[注釈付き項目一覧]
======

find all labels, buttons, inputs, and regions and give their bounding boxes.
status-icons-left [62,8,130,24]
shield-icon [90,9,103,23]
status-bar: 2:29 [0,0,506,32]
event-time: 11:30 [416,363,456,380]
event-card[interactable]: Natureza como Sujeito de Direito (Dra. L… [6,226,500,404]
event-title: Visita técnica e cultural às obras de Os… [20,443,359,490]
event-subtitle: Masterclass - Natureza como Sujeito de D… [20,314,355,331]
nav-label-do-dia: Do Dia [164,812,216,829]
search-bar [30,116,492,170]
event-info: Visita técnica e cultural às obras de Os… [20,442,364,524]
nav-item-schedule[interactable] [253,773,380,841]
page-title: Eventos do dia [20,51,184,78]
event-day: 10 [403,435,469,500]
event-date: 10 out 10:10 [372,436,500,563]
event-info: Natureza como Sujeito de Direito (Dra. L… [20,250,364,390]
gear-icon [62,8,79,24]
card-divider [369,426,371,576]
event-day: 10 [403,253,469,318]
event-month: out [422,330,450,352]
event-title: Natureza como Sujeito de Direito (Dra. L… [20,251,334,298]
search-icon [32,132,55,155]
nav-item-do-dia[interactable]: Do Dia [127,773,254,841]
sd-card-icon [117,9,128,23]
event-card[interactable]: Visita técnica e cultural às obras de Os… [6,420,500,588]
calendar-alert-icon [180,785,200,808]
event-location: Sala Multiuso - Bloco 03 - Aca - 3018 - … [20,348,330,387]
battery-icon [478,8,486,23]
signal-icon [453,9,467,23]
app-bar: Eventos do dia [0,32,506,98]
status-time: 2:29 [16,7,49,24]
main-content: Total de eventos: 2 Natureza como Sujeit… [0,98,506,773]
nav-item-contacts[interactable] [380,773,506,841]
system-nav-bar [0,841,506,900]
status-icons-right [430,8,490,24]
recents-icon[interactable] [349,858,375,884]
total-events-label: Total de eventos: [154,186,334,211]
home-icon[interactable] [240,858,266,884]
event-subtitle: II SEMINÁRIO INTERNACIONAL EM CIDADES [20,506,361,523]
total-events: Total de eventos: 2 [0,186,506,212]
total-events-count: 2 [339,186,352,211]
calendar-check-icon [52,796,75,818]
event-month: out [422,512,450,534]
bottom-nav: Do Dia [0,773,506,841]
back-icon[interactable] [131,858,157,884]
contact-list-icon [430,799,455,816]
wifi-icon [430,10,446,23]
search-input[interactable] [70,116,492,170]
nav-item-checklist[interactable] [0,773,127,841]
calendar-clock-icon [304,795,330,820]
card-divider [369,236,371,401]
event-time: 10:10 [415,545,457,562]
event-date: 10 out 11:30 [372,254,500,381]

======

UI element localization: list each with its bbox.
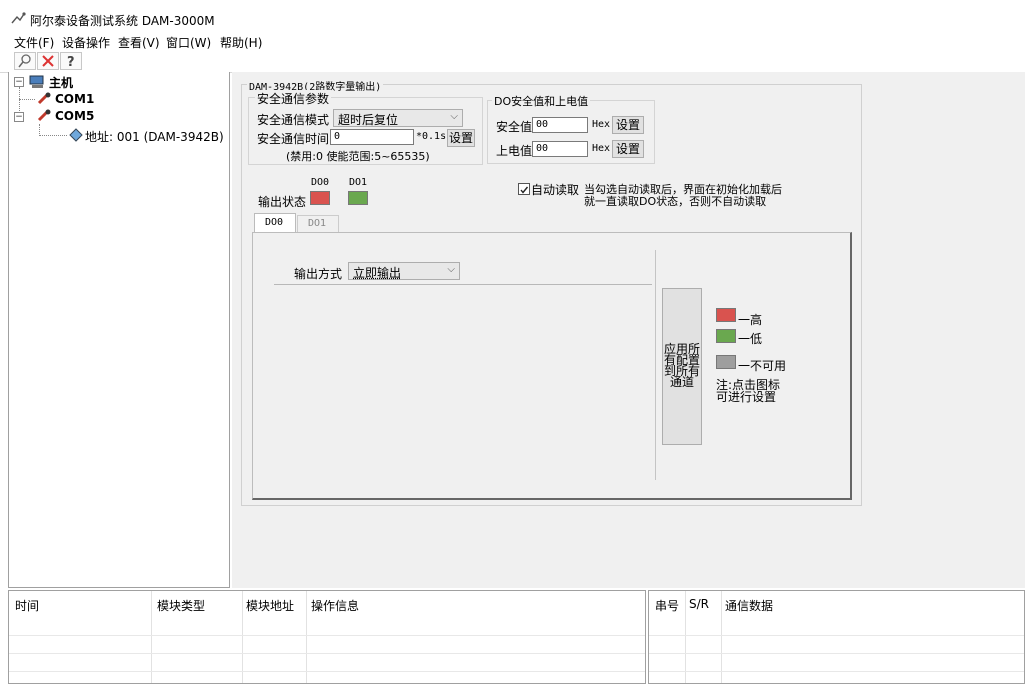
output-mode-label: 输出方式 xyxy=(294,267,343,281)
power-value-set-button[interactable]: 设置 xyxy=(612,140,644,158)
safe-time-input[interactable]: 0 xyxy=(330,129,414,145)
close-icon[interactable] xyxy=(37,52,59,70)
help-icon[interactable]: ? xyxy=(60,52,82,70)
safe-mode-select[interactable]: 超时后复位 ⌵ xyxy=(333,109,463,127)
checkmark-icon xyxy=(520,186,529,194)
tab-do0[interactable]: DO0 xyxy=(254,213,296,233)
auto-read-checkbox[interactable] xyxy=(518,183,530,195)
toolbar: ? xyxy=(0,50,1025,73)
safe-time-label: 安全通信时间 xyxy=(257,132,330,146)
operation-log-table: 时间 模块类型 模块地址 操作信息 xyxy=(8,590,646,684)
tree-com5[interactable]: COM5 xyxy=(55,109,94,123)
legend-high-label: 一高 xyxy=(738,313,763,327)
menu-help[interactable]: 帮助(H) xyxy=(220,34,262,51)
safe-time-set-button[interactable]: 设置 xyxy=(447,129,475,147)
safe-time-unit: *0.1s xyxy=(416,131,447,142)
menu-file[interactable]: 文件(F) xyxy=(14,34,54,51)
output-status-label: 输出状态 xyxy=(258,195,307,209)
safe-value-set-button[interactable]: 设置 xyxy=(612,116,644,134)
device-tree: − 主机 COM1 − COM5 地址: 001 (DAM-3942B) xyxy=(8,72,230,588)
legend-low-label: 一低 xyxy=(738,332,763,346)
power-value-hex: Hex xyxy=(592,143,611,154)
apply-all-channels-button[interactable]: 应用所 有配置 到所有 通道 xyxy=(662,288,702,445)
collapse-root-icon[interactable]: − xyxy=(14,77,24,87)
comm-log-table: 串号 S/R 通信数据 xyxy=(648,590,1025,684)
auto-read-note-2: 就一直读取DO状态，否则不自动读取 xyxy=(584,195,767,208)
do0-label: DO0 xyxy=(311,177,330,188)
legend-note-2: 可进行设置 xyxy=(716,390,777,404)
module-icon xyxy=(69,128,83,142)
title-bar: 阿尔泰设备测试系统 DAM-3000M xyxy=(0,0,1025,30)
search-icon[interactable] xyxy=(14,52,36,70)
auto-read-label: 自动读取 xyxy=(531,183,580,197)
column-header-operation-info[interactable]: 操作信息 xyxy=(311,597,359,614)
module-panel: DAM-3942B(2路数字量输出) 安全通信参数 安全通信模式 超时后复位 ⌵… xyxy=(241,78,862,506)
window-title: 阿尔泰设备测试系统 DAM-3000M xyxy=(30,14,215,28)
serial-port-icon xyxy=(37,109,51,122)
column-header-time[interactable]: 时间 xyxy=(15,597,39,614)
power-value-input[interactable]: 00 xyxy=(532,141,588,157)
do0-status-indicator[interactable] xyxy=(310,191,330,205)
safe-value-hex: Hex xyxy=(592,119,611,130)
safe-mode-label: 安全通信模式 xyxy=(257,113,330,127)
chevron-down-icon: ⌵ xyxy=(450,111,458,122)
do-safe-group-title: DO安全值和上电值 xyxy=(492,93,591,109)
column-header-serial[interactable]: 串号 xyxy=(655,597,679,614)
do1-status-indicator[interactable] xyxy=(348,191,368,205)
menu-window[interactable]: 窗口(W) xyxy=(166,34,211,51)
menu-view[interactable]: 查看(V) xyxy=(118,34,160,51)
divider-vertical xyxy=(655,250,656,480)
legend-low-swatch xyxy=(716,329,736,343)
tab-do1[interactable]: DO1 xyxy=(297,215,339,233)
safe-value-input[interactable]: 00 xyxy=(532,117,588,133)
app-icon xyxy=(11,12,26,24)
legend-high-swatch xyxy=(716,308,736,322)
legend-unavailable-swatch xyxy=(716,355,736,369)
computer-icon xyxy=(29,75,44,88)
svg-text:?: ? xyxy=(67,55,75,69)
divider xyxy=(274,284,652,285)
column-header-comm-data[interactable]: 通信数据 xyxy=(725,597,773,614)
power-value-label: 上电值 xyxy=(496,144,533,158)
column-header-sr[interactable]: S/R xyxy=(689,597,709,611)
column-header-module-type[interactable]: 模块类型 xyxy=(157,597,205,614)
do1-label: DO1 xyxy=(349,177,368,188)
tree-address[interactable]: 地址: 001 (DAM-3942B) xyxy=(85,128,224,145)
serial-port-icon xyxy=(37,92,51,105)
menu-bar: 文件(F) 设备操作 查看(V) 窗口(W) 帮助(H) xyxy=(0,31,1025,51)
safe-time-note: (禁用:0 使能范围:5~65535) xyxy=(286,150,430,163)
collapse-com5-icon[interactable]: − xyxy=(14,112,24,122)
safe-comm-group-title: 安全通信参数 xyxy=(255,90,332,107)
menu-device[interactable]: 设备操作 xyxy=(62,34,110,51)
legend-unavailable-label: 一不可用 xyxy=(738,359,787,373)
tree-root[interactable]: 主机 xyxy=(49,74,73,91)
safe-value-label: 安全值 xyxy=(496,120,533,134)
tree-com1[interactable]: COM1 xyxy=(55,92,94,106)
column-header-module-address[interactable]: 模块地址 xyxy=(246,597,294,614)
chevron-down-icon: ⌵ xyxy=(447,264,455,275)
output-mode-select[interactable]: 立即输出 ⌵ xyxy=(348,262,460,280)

======

作業指示
「output-mode-label: 输出方式 xyxy=(294,267,343,281)」を含む行から始めて「auto-read-note-2: 就一直读取DO状态，否则不自动读取 xyxy=(584,195,767,208)」を含む行までの範囲について、「设置」を「保存」に置き換え、ほかは変えずに書き直してください。

解答
output-mode-label: 输出方式 xyxy=(294,267,343,281)
power-value-set-button[interactable]: 保存 xyxy=(612,140,644,158)
safe-time-input[interactable]: 0 xyxy=(330,129,414,145)
close-icon[interactable] xyxy=(37,52,59,70)
help-icon[interactable]: ? xyxy=(60,52,82,70)
safe-mode-select[interactable]: 超时后复位 ⌵ xyxy=(333,109,463,127)
checkmark-icon xyxy=(520,186,529,194)
tab-do0[interactable]: DO0 xyxy=(254,213,296,233)
auto-read-checkbox[interactable] xyxy=(518,183,530,195)
toolbar: ? xyxy=(0,50,1025,73)
safe-time-label: 安全通信时间 xyxy=(257,132,330,146)
operation-log-table: 时间 模块类型 模块地址 操作信息 xyxy=(8,590,646,684)
tree-com5[interactable]: COM5 xyxy=(55,109,94,123)
legend-high-label: 一高 xyxy=(738,313,763,327)
menu-help[interactable]: 帮助(H) xyxy=(220,34,262,51)
safe-time-set-button[interactable]: 保存 xyxy=(447,129,475,147)
safe-time-unit: *0.1s xyxy=(416,131,447,142)
menu-file[interactable]: 文件(F) xyxy=(14,34,54,51)
output-status-label: 输出状态 xyxy=(258,195,307,209)
safe-value-set-button[interactable]: 保存 xyxy=(612,116,644,134)
device-tree: − 主机 COM1 − COM5 地址: 001 (DAM-3942B) xyxy=(8,72,230,588)
legend-low-label: 一低 xyxy=(738,332,763,346)
power-value-hex: Hex xyxy=(592,143,611,154)
apply-all-channels-button[interactable]: 应用所 有配置 到所有 通道 xyxy=(662,288,702,445)
collapse-root-icon[interactable]: − xyxy=(14,77,24,87)
comm-log-table: 串号 S/R 通信数据 xyxy=(648,590,1025,684)
auto-read-note-2: 就一直读取DO状态，否则不自动读取 xyxy=(584,195,767,208)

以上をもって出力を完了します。